● To be done: Copy every line of the data that includes the string "WHEN".

Recorded data:
>>>

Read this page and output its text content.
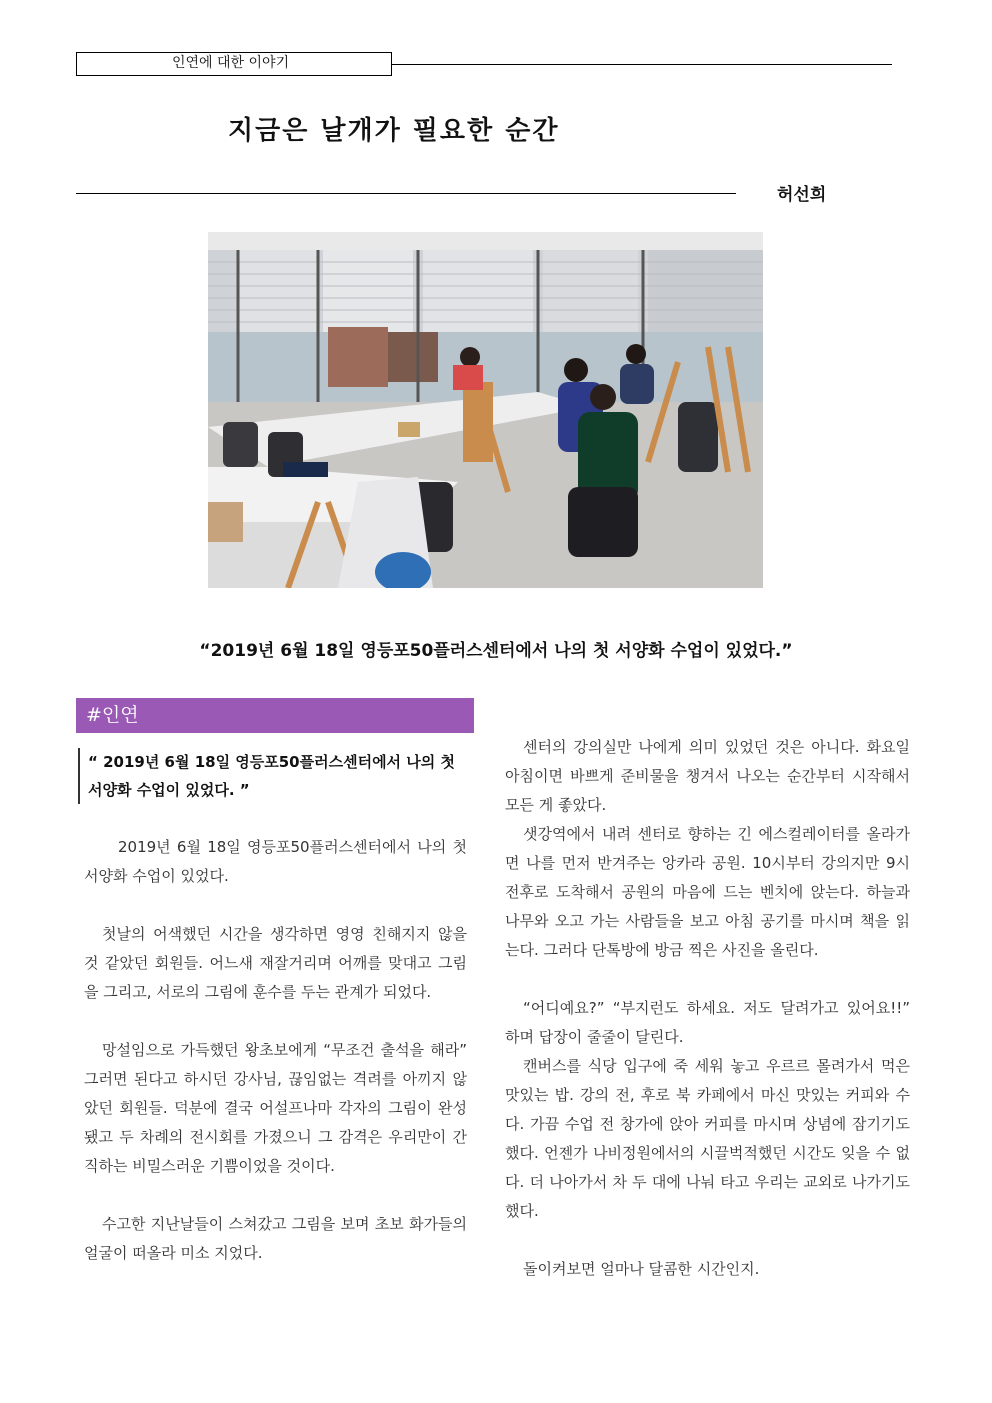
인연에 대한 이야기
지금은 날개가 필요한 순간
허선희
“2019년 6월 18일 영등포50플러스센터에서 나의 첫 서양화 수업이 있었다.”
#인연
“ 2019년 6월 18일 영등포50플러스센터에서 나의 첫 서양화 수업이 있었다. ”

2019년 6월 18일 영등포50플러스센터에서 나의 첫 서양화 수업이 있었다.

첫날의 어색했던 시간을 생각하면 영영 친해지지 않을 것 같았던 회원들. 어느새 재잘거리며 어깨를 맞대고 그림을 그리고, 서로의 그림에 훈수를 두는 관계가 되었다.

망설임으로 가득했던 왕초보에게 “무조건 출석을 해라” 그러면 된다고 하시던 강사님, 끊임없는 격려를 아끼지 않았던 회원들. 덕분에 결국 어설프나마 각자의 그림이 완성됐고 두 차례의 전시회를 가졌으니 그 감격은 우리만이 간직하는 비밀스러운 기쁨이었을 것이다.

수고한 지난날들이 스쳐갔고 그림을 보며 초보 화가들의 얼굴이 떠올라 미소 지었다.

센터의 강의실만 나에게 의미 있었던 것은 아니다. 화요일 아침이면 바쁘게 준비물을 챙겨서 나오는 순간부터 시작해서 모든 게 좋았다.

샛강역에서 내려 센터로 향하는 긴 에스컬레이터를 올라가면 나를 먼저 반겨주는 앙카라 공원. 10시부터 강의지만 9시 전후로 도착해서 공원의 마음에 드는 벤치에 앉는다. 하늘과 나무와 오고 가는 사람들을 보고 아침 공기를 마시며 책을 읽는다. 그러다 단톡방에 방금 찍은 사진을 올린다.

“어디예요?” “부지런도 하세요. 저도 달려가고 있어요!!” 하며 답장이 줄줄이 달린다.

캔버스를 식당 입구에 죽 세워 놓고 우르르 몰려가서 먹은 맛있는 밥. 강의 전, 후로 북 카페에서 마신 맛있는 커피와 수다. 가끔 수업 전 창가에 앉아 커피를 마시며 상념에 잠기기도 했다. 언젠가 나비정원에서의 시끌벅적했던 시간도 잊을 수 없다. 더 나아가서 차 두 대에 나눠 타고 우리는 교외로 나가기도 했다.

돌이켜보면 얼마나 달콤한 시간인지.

<<<
>>>

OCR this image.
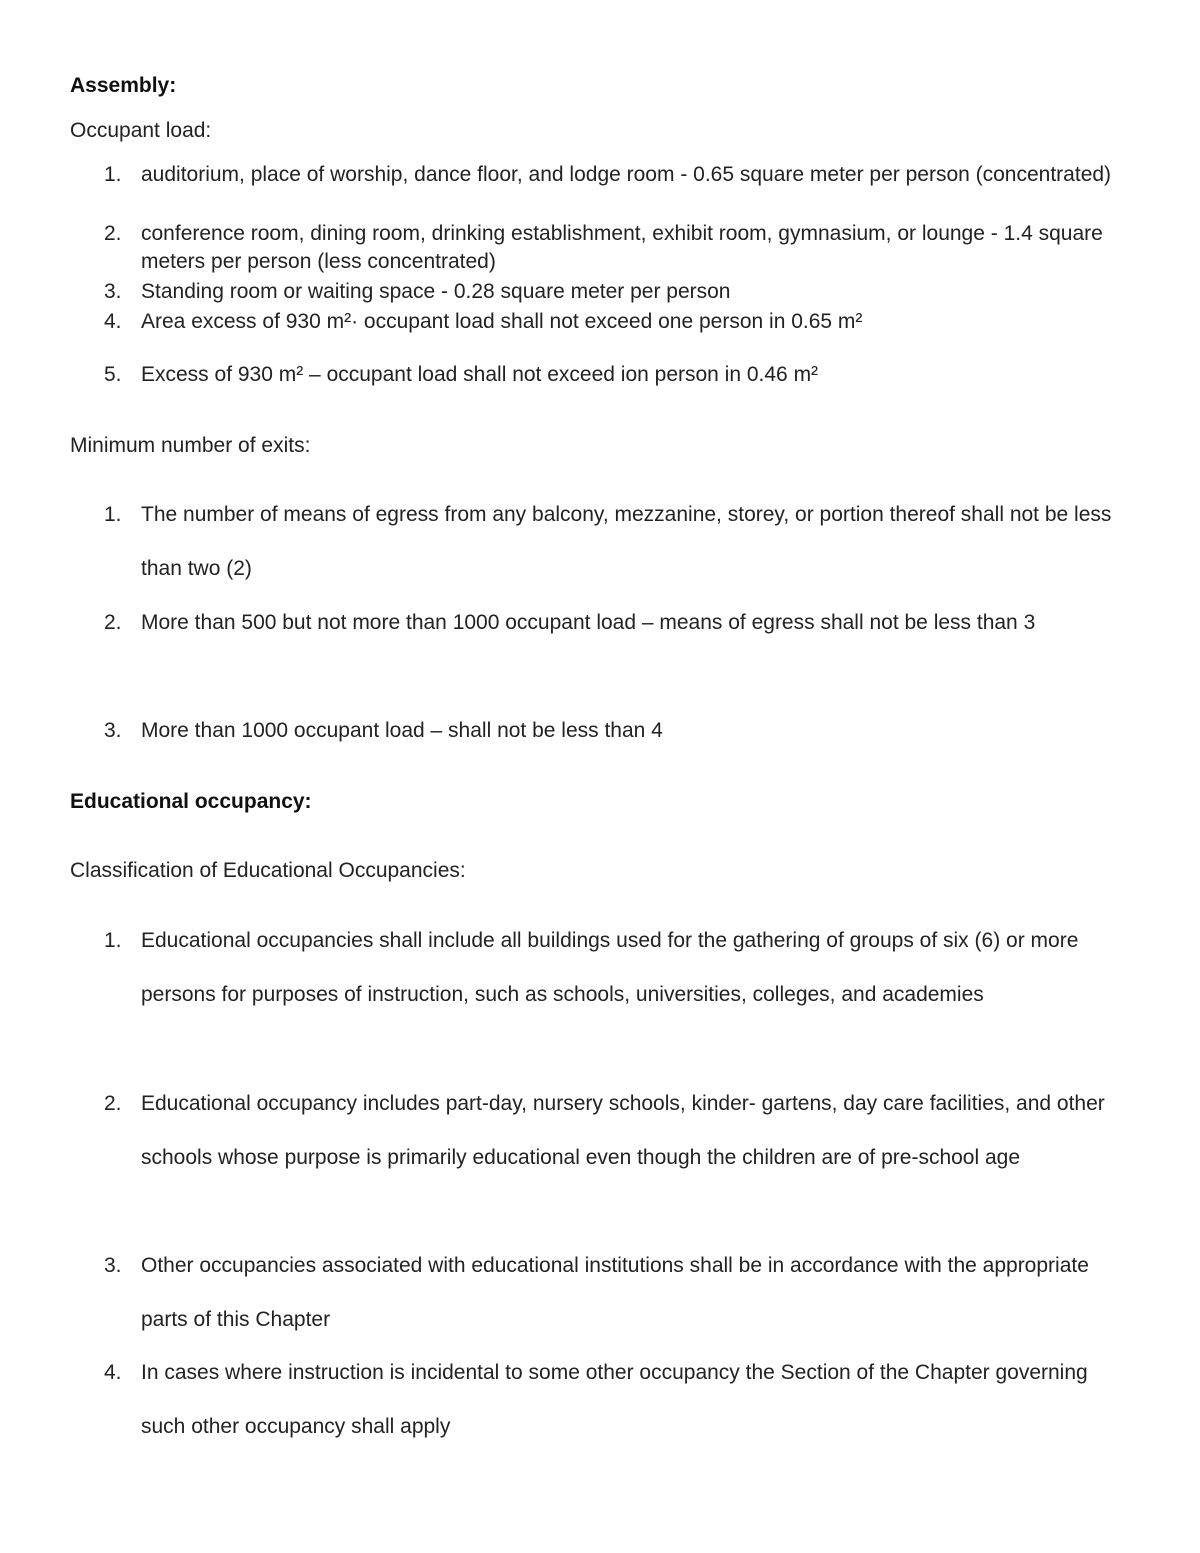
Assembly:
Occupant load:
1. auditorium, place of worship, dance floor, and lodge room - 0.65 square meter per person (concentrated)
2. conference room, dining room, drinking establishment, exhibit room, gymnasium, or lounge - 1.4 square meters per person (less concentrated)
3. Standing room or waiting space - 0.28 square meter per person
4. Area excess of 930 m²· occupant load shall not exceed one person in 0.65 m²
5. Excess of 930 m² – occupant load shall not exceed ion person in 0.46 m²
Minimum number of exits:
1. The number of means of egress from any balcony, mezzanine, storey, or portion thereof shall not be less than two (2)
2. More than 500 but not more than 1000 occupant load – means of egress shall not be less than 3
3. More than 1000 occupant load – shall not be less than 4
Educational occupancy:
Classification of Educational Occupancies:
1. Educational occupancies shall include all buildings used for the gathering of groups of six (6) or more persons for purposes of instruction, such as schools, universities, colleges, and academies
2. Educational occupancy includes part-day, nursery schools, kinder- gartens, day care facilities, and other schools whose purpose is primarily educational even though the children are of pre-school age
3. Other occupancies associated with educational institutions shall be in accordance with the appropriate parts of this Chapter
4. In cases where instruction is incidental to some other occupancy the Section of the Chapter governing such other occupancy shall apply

<<<
>>>

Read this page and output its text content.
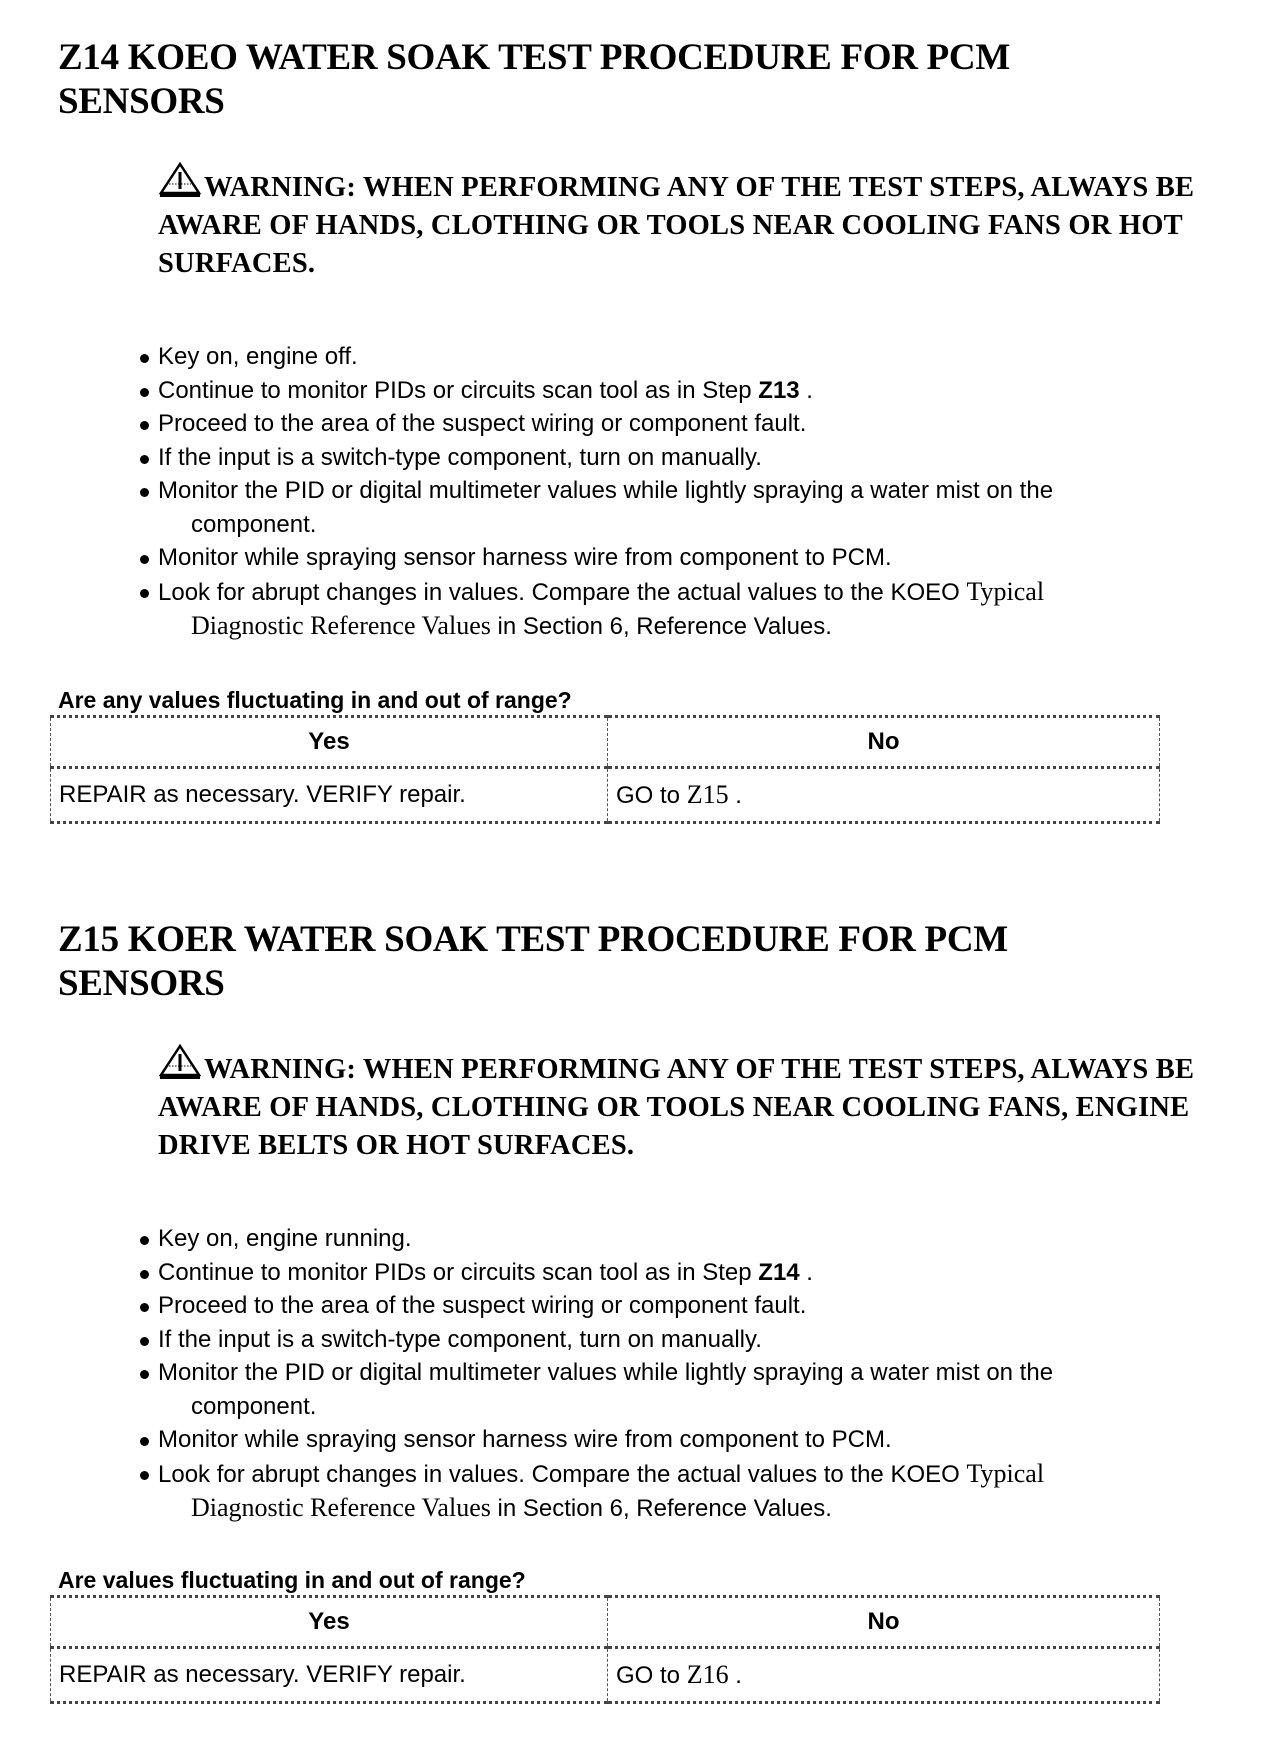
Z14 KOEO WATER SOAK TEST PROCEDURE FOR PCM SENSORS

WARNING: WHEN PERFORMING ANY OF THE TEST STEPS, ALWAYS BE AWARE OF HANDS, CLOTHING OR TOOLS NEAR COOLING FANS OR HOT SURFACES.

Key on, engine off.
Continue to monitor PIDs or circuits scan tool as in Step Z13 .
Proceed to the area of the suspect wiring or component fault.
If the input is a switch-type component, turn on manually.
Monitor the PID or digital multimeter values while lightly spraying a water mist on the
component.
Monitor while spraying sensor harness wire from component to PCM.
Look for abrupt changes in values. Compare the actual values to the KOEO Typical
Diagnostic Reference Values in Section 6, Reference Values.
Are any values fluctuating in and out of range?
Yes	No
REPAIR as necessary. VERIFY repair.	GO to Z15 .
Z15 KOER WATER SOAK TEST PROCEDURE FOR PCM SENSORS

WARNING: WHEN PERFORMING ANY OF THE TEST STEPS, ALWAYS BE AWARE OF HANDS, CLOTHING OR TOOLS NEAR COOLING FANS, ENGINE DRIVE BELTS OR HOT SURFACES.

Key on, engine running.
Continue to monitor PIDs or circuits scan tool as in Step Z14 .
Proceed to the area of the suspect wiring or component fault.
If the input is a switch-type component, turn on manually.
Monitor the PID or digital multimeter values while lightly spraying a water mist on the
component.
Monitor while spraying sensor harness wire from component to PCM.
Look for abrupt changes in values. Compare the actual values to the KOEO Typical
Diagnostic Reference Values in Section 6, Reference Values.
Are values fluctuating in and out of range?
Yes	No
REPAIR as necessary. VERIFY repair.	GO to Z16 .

<<<

● Finished task:
WARNING: WHEN PERFORMING ANY OF THE TEST STEPS, ALWAYS BE AWARE OF HANDS, CLOTHING OR TOOLS NEAR COOLING FANS OR HOT SURFACES.
WARNING: WHEN PERFORMING ANY OF THE TEST STEPS, ALWAYS BE AWARE OF HANDS, CLOTHING OR TOOLS NEAR COOLING FANS, ENGINE DRIVE BELTS OR HOT SURFACES.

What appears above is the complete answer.